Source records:

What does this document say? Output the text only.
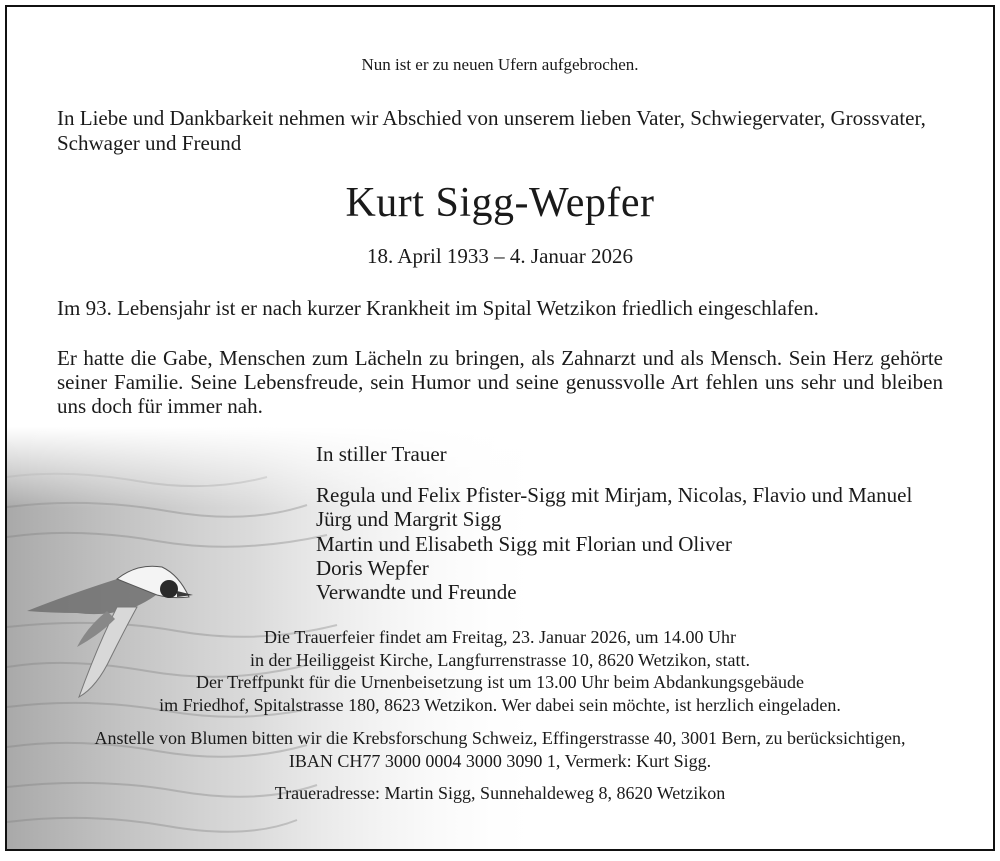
Nun ist er zu neuen Ufern aufgebrochen.
In Liebe und Dankbarkeit nehmen wir Abschied von unserem lieben Vater, Schwiegervater, Grossvater, Schwager und Freund
Kurt Sigg-Wepfer
18. April 1933 – 4. Januar 2026
Im 93. Lebensjahr ist er nach kurzer Krankheit im Spital Wetzikon friedlich eingeschlafen.
Er hatte die Gabe, Menschen zum Lächeln zu bringen, als Zahnarzt und als Mensch. Sein Herz gehörte seiner Familie. Seine Lebensfreude, sein Humor und seine genussvolle Art fehlen uns sehr und bleiben uns doch für immer nah.
In stiller Trauer
Regula und Felix Pfister-Sigg mit Mirjam, Nicolas, Flavio und Manuel
Jürg und Margrit Sigg
Martin und Elisabeth Sigg mit Florian und Oliver
Doris Wepfer
Verwandte und Freunde
Die Trauerfeier findet am Freitag, 23. Januar 2026, um 14.00 Uhr
in der Heiliggeist Kirche, Langfurrenstrasse 10, 8620 Wetzikon, statt.
Der Treffpunkt für die Urnenbeisetzung ist um 13.00 Uhr beim Abdankungsgebäude
im Friedhof, Spitalstrasse 180, 8623 Wetzikon. Wer dabei sein möchte, ist herzlich eingeladen.
Anstelle von Blumen bitten wir die Krebsforschung Schweiz, Effingerstrasse 40, 3001 Bern, zu berücksichtigen,
IBAN CH77 3000 0004 3000 3090 1, Vermerk: Kurt Sigg.
Traueradresse: Martin Sigg, Sunnehaldeweg 8, 8620 Wetzikon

Given task:
Repeat the material above word for word and skip every image in it.

Output of the task:
What does this document say? Output the text only.
Nun ist er zu neuen Ufern aufgebrochen.
In Liebe und Dankbarkeit nehmen wir Abschied von unserem lieben Vater, Schwiegervater, Grossvater, Schwager und Freund
Kurt Sigg-Wepfer
18. April 1933 – 4. Januar 2026
Im 93. Lebensjahr ist er nach kurzer Krankheit im Spital Wetzikon friedlich eingeschlafen.
Er hatte die Gabe, Menschen zum Lächeln zu bringen, als Zahnarzt und als Mensch. Sein Herz gehörte seiner Familie. Seine Lebensfreude, sein Humor und seine genussvolle Art fehlen uns sehr und bleiben uns doch für immer nah.
In stiller Trauer
Regula und Felix Pfister-Sigg mit Mirjam, Nicolas, Flavio und Manuel
Jürg und Margrit Sigg
Martin und Elisabeth Sigg mit Florian und Oliver
Doris Wepfer
Verwandte und Freunde
Die Trauerfeier findet am Freitag, 23. Januar 2026, um 14.00 Uhr
in der Heiliggeist Kirche, Langfurrenstrasse 10, 8620 Wetzikon, statt.
Der Treffpunkt für die Urnenbeisetzung ist um 13.00 Uhr beim Abdankungsgebäude
im Friedhof, Spitalstrasse 180, 8623 Wetzikon. Wer dabei sein möchte, ist herzlich eingeladen.
Anstelle von Blumen bitten wir die Krebsforschung Schweiz, Effingerstrasse 40, 3001 Bern, zu berücksichtigen,
IBAN CH77 3000 0004 3000 3090 1, Vermerk: Kurt Sigg.
Traueradresse: Martin Sigg, Sunnehaldeweg 8, 8620 Wetzikon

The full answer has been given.